Aim:
Look for the word "color" in the entries below, then copy every line that has it.

───── Raw data ─────

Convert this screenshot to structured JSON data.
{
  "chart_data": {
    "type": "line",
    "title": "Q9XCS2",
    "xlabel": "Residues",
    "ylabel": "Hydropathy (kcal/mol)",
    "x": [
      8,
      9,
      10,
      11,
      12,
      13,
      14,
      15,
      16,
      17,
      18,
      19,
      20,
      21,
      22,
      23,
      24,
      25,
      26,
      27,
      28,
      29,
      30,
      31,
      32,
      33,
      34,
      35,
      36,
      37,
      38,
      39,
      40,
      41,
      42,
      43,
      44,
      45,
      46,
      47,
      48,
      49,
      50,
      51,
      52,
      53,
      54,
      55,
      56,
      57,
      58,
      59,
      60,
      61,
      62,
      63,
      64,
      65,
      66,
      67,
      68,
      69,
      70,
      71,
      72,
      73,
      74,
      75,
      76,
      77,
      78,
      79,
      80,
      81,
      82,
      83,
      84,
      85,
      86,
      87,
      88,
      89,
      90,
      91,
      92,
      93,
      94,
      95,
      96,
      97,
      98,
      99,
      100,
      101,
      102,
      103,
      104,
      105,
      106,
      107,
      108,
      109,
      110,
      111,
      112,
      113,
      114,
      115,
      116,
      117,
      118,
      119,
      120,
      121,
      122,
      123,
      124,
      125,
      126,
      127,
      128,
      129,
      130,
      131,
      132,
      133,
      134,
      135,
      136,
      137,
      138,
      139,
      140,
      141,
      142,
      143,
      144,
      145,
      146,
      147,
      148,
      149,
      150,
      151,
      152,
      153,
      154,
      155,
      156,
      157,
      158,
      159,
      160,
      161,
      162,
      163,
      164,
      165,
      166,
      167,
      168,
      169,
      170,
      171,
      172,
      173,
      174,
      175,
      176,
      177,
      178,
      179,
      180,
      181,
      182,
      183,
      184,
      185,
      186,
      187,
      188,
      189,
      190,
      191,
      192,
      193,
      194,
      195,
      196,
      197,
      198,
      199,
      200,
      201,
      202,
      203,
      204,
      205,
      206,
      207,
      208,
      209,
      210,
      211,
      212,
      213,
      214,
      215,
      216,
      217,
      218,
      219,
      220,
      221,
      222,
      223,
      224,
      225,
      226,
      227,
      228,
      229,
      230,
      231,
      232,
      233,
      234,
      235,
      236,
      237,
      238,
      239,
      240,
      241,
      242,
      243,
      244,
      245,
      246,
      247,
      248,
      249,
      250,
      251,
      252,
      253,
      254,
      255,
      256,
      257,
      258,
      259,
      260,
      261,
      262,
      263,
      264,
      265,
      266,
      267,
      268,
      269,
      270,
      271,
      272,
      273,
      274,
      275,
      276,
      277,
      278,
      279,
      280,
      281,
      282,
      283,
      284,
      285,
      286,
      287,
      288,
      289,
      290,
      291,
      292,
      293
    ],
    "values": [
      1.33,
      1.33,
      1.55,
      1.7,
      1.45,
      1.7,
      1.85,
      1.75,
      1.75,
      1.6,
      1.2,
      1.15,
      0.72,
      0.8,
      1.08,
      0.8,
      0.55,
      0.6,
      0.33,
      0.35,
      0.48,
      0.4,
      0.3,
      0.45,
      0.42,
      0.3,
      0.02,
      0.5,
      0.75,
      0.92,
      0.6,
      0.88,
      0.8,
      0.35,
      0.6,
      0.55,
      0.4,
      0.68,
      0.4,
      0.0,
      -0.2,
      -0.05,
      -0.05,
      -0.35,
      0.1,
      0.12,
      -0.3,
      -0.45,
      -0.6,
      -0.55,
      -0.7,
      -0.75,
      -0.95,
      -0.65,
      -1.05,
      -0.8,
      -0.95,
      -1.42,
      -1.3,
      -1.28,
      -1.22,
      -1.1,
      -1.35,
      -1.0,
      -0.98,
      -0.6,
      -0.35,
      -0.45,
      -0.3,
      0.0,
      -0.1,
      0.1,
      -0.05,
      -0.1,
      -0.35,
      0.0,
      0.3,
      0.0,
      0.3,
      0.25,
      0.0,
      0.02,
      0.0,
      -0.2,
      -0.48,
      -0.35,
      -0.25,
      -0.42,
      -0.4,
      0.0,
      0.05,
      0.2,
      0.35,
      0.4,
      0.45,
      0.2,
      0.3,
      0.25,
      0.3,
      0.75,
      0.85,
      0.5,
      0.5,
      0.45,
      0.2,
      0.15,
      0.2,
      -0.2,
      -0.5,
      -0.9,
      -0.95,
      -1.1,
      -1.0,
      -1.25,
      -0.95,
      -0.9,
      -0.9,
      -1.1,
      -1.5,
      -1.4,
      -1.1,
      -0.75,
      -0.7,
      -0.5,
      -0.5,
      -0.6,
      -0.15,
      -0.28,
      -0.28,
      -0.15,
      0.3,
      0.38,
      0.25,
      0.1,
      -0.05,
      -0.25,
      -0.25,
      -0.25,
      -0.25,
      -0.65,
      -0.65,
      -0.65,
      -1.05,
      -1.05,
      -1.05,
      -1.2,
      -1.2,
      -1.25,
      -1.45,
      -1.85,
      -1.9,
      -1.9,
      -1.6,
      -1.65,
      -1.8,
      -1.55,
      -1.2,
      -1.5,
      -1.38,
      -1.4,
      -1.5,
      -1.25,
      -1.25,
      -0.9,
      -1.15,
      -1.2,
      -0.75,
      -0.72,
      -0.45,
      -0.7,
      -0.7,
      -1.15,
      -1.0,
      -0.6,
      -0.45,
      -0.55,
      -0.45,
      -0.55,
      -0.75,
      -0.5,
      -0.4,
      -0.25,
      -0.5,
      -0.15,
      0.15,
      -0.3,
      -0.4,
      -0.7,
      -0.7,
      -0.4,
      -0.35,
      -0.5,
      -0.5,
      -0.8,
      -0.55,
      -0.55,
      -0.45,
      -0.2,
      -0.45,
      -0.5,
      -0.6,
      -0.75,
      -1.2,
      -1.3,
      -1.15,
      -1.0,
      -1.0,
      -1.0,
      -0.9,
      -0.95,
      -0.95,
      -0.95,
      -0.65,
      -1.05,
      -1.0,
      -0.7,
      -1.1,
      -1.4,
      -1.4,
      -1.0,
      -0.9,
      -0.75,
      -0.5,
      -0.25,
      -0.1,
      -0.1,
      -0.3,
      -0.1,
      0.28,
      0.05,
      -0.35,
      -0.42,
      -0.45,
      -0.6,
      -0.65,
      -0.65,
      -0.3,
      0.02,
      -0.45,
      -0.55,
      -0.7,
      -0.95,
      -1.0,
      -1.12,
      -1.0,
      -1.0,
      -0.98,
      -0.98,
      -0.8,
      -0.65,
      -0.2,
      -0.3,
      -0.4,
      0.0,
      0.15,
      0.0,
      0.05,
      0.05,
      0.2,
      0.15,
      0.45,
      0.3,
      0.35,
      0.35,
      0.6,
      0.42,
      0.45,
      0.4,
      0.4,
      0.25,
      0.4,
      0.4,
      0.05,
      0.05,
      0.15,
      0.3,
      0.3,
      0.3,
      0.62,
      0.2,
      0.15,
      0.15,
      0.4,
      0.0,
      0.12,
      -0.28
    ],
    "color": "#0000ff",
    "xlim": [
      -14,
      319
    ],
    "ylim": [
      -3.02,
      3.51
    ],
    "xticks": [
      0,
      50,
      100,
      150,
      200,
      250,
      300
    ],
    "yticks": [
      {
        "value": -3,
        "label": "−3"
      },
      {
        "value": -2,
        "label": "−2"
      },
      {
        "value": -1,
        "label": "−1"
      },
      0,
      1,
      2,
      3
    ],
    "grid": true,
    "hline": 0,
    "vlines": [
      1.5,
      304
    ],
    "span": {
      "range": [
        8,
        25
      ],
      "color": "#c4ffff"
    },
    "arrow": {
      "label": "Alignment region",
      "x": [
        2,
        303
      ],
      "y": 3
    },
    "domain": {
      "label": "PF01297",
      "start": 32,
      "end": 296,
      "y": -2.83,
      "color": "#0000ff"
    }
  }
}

─────

Output of the exercise:
    "color": "#0000ff",
      "color": "#c4ffff"
      "color": "#0000ff"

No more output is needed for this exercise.